### Request
Gather all lines in the data that hold the string "JSON".

---------- Records shown

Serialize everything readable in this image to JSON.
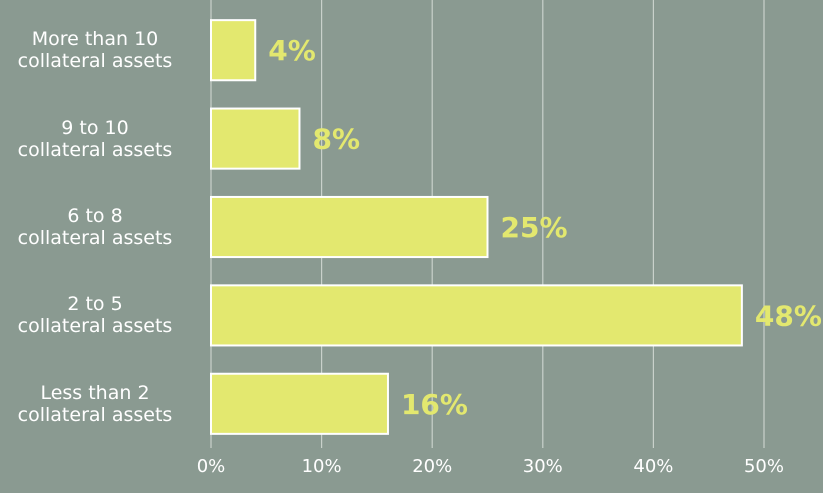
{
  "chart_data": {
    "type": "bar",
    "orientation": "horizontal",
    "categories": [
      "More than 10\ncollateral assets",
      "9 to 10\ncollateral assets",
      "6 to 8\ncollateral assets",
      "2 to 5\ncollateral assets",
      "Less than 2\ncollateral assets"
    ],
    "values": [
      4,
      8,
      25,
      48,
      16
    ],
    "value_labels": [
      "4%",
      "8%",
      "25%",
      "48%",
      "16%"
    ],
    "color": "#e3e86f",
    "xlim": [
      0,
      50
    ],
    "xticks": [
      {
        "value": 0,
        "label": "0%"
      },
      {
        "value": 10,
        "label": "10%"
      },
      {
        "value": 20,
        "label": "20%"
      },
      {
        "value": 30,
        "label": "30%"
      },
      {
        "value": 40,
        "label": "40%"
      },
      {
        "value": 50,
        "label": "50%"
      }
    ],
    "grid": true
  }
}
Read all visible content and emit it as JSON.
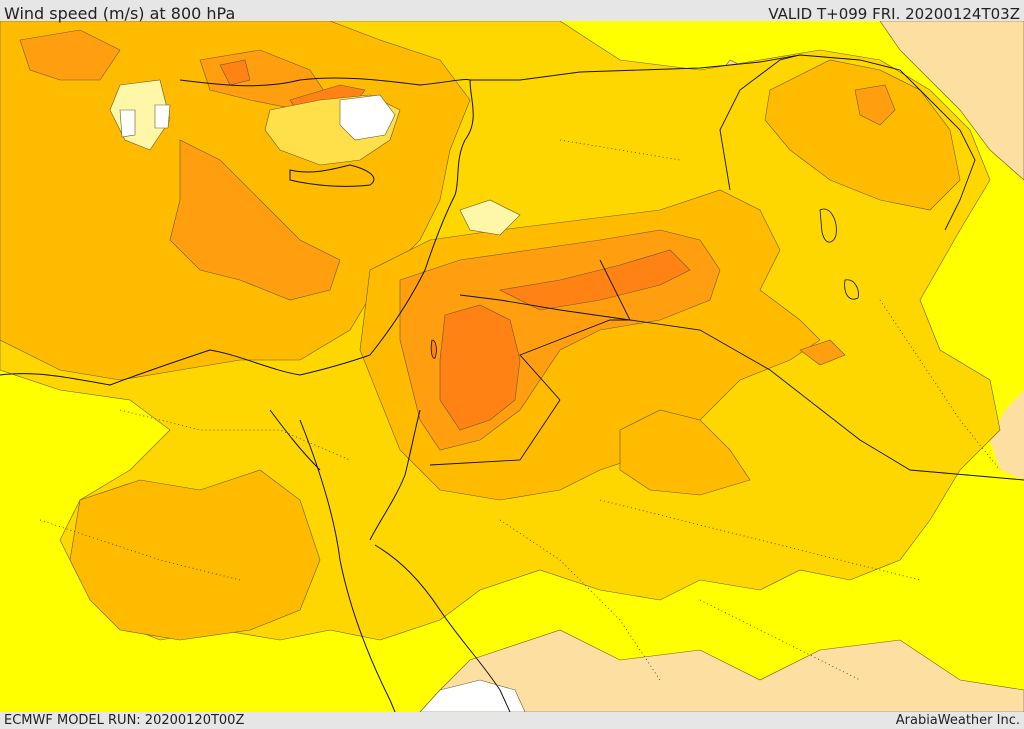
{
  "header": {
    "title": "Wind speed (m/s) at 800 hPa",
    "valid": "VALID T+099 FRI. 20200124T03Z"
  },
  "footer": {
    "model_run": "ECMWF MODEL RUN: 20200120T00Z",
    "credit": "ArabiaWeather Inc."
  },
  "map": {
    "colors": {
      "calm": "#ffffff",
      "very_low": "#fff7a8",
      "low": "#ffe04a",
      "base": "#ffff00",
      "moderate": "#ffd700",
      "medium": "#ffbb00",
      "high": "#ff9f10",
      "higher": "#ff8214",
      "land_light": "#fedfa2",
      "contour": "#6a5a2a",
      "border": "#111111"
    }
  }
}
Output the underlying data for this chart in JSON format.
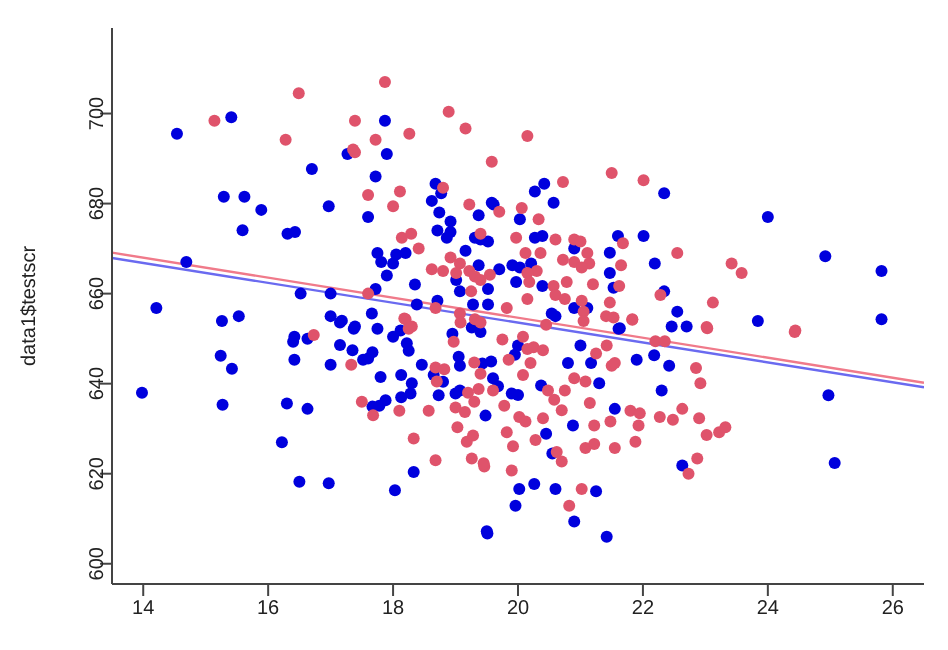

--------------------

### The result
Serialize everything readable in this image to JSON.
Read all visible content and emit it as JSON.
Output the underlying data for this chart in JSON format.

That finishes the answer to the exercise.